* Begin RECORD SET *

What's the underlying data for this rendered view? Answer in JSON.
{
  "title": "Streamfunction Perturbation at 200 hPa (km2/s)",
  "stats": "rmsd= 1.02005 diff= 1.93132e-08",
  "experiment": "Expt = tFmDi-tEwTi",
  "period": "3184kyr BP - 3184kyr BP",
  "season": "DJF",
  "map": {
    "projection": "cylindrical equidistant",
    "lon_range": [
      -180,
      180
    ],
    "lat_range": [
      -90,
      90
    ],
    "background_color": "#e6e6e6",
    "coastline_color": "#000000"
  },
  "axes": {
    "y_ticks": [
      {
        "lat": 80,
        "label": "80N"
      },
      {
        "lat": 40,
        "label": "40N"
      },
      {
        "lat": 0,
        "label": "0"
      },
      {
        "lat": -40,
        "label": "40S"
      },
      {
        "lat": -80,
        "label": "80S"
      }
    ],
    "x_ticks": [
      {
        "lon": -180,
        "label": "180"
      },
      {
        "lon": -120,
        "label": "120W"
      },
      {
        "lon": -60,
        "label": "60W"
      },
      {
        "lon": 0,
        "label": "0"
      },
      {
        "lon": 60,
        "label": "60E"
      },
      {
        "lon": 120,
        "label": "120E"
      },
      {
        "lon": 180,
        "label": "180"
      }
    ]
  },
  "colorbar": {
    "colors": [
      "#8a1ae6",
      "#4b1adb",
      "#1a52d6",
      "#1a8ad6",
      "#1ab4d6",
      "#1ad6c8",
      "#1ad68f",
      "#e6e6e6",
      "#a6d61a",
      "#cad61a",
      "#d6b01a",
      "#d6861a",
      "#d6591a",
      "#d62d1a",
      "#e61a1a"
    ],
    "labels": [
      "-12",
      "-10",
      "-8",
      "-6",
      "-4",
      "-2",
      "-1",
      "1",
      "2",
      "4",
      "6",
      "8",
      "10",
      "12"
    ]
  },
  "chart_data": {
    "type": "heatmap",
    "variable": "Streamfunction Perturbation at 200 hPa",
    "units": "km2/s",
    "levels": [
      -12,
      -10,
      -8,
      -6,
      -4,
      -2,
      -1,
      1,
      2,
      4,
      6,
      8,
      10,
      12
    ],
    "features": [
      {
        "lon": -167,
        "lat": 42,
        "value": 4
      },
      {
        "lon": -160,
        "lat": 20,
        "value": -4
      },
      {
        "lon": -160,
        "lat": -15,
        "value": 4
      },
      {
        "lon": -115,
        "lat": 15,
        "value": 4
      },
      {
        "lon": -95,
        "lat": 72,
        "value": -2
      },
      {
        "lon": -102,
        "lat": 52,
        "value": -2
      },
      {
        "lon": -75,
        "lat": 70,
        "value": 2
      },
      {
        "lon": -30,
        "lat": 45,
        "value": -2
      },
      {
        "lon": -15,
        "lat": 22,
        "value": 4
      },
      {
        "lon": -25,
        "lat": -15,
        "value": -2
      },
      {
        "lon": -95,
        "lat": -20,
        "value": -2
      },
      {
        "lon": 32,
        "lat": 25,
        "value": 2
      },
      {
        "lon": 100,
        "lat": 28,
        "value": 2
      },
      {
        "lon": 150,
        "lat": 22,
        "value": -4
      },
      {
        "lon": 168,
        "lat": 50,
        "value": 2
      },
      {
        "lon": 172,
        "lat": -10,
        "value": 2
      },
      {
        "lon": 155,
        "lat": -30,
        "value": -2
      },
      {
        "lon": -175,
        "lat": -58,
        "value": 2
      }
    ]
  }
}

* End RECORD SET *

■ TASK DIRECTIONS ■
Restate each record exactly as written.

■ THE RESULT ■
What's the underlying data for this rendered view? Answer in JSON.
{
  "title": "Streamfunction Perturbation at 200 hPa (km2/s)",
  "stats": "rmsd= 1.02005 diff= 1.93132e-08",
  "experiment": "Expt = tFmDi-tEwTi",
  "period": "3184kyr BP - 3184kyr BP",
  "season": "DJF",
  "map": {
    "projection": "cylindrical equidistant",
    "lon_range": [
      -180,
      180
    ],
    "lat_range": [
      -90,
      90
    ],
    "background_color": "#e6e6e6",
    "coastline_color": "#000000"
  },
  "axes": {
    "y_ticks": [
      {
        "lat": 80,
        "label": "80N"
      },
      {
        "lat": 40,
        "label": "40N"
      },
      {
        "lat": 0,
        "label": "0"
      },
      {
        "lat": -40,
        "label": "40S"
      },
      {
        "lat": -80,
        "label": "80S"
      }
    ],
    "x_ticks": [
      {
        "lon": -180,
        "label": "180"
      },
      {
        "lon": -120,
        "label": "120W"
      },
      {
        "lon": -60,
        "label": "60W"
      },
      {
        "lon": 0,
        "label": "0"
      },
      {
        "lon": 60,
        "label": "60E"
      },
      {
        "lon": 120,
        "label": "120E"
      },
      {
        "lon": 180,
        "label": "180"
      }
    ]
  },
  "colorbar": {
    "colors": [
      "#8a1ae6",
      "#4b1adb",
      "#1a52d6",
      "#1a8ad6",
      "#1ab4d6",
      "#1ad6c8",
      "#1ad68f",
      "#e6e6e6",
      "#a6d61a",
      "#cad61a",
      "#d6b01a",
      "#d6861a",
      "#d6591a",
      "#d62d1a",
      "#e61a1a"
    ],
    "labels": [
      "-12",
      "-10",
      "-8",
      "-6",
      "-4",
      "-2",
      "-1",
      "1",
      "2",
      "4",
      "6",
      "8",
      "10",
      "12"
    ]
  },
  "chart_data": {
    "type": "heatmap",
    "variable": "Streamfunction Perturbation at 200 hPa",
    "units": "km2/s",
    "levels": [
      -12,
      -10,
      -8,
      -6,
      -4,
      -2,
      -1,
      1,
      2,
      4,
      6,
      8,
      10,
      12
    ],
    "features": [
      {
        "lon": -167,
        "lat": 42,
        "value": 4
      },
      {
        "lon": -160,
        "lat": 20,
        "value": -4
      },
      {
        "lon": -160,
        "lat": -15,
        "value": 4
      },
      {
        "lon": -115,
        "lat": 15,
        "value": 4
      },
      {
        "lon": -95,
        "lat": 72,
        "value": -2
      },
      {
        "lon": -102,
        "lat": 52,
        "value": -2
      },
      {
        "lon": -75,
        "lat": 70,
        "value": 2
      },
      {
        "lon": -30,
        "lat": 45,
        "value": -2
      },
      {
        "lon": -15,
        "lat": 22,
        "value": 4
      },
      {
        "lon": -25,
        "lat": -15,
        "value": -2
      },
      {
        "lon": -95,
        "lat": -20,
        "value": -2
      },
      {
        "lon": 32,
        "lat": 25,
        "value": 2
      },
      {
        "lon": 100,
        "lat": 28,
        "value": 2
      },
      {
        "lon": 150,
        "lat": 22,
        "value": -4
      },
      {
        "lon": 168,
        "lat": 50,
        "value": 2
      },
      {
        "lon": 172,
        "lat": -10,
        "value": 2
      },
      {
        "lon": 155,
        "lat": -30,
        "value": -2
      },
      {
        "lon": -175,
        "lat": -58,
        "value": 2
      }
    ]
  }
}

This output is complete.